═════ Provided records ═════
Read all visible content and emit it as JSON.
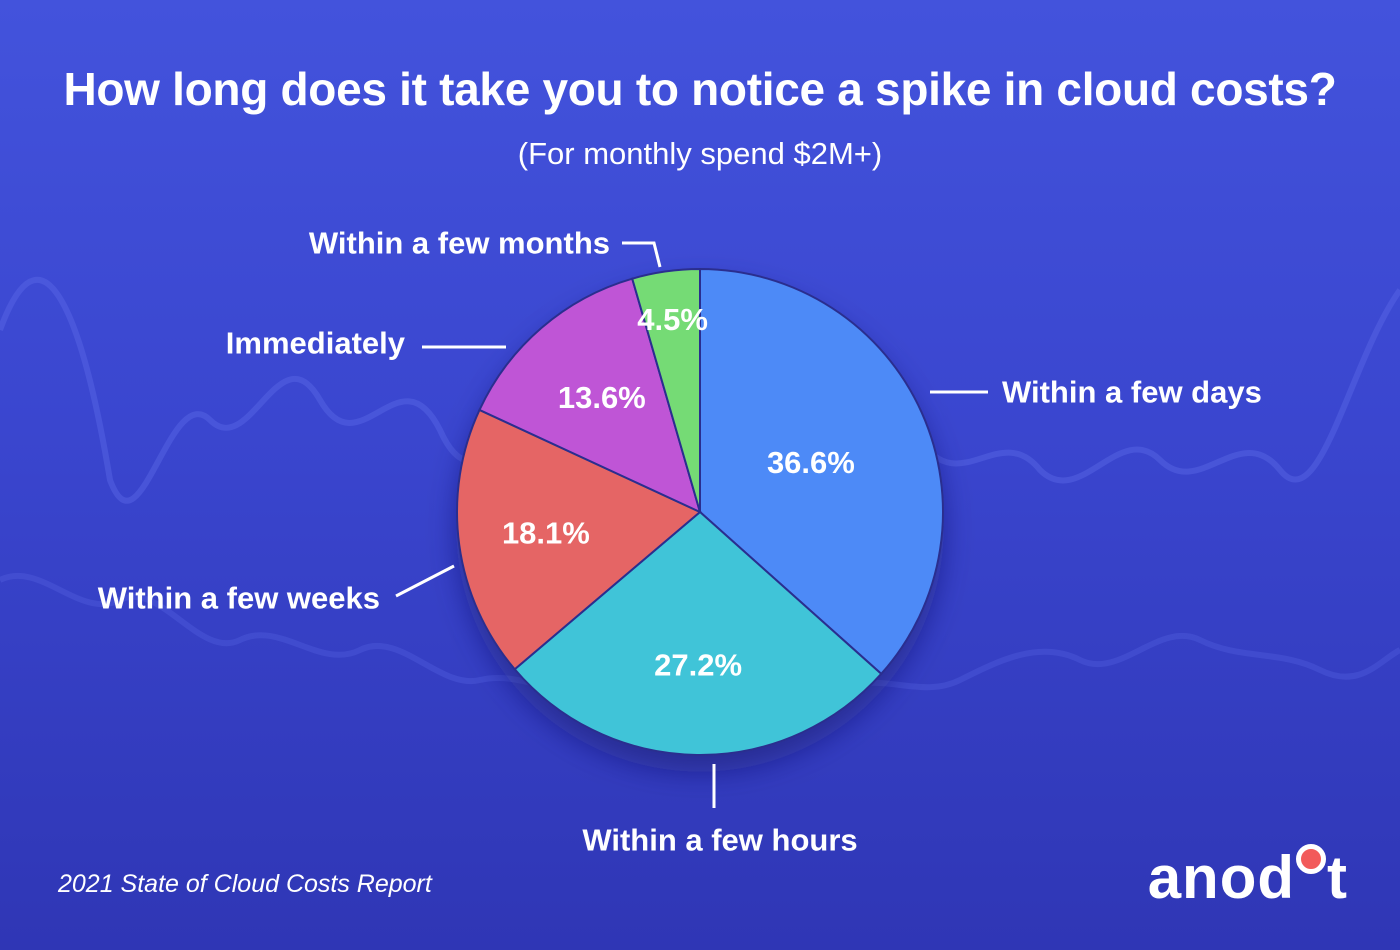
{
  "header": {
    "title": "How long does it take you to notice a spike in cloud costs?",
    "subtitle": "(For monthly spend $2M+)"
  },
  "footer": {
    "source": "2021 State of Cloud Costs Report"
  },
  "brand": {
    "logo_text_left": "anod",
    "logo_text_right": "t"
  },
  "colors": {
    "background_top": "#4353dc",
    "background_bottom": "#2f36b5",
    "slice_outline": "#2a2f8f",
    "text": "#ffffff"
  },
  "chart_data": {
    "type": "pie",
    "title": "How long does it take you to notice a spike in cloud costs?",
    "subtitle": "(For monthly spend $2M+)",
    "start": "12 o'clock",
    "direction": "clockwise",
    "legend": "none",
    "slices": [
      {
        "label": "Within a few days",
        "value": 36.6,
        "value_label": "36.6%",
        "color": "#4d8af7"
      },
      {
        "label": "Within a few hours",
        "value": 27.2,
        "value_label": "27.2%",
        "color": "#41c4d8"
      },
      {
        "label": "Within a few weeks",
        "value": 18.1,
        "value_label": "18.1%",
        "color": "#e56565"
      },
      {
        "label": "Immediately",
        "value": 13.6,
        "value_label": "13.6%",
        "color": "#bf55d6"
      },
      {
        "label": "Within a few months",
        "value": 4.5,
        "value_label": "4.5%",
        "color": "#74db74"
      }
    ]
  }
}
═════
## Exercise aim
All of the lines above should be retyped precisely, apart from the pictures.

## Answer in full
Read all visible content and emit it as JSON.
{
  "header": {
    "title": "How long does it take you to notice a spike in cloud costs?",
    "subtitle": "(For monthly spend $2M+)"
  },
  "footer": {
    "source": "2021 State of Cloud Costs Report"
  },
  "brand": {
    "logo_text_left": "anod",
    "logo_text_right": "t"
  },
  "colors": {
    "background_top": "#4353dc",
    "background_bottom": "#2f36b5",
    "slice_outline": "#2a2f8f",
    "text": "#ffffff"
  },
  "chart_data": {
    "type": "pie",
    "title": "How long does it take you to notice a spike in cloud costs?",
    "subtitle": "(For monthly spend $2M+)",
    "start": "12 o'clock",
    "direction": "clockwise",
    "legend": "none",
    "slices": [
      {
        "label": "Within a few days",
        "value": 36.6,
        "value_label": "36.6%",
        "color": "#4d8af7"
      },
      {
        "label": "Within a few hours",
        "value": 27.2,
        "value_label": "27.2%",
        "color": "#41c4d8"
      },
      {
        "label": "Within a few weeks",
        "value": 18.1,
        "value_label": "18.1%",
        "color": "#e56565"
      },
      {
        "label": "Immediately",
        "value": 13.6,
        "value_label": "13.6%",
        "color": "#bf55d6"
      },
      {
        "label": "Within a few months",
        "value": 4.5,
        "value_label": "4.5%",
        "color": "#74db74"
      }
    ]
  }
}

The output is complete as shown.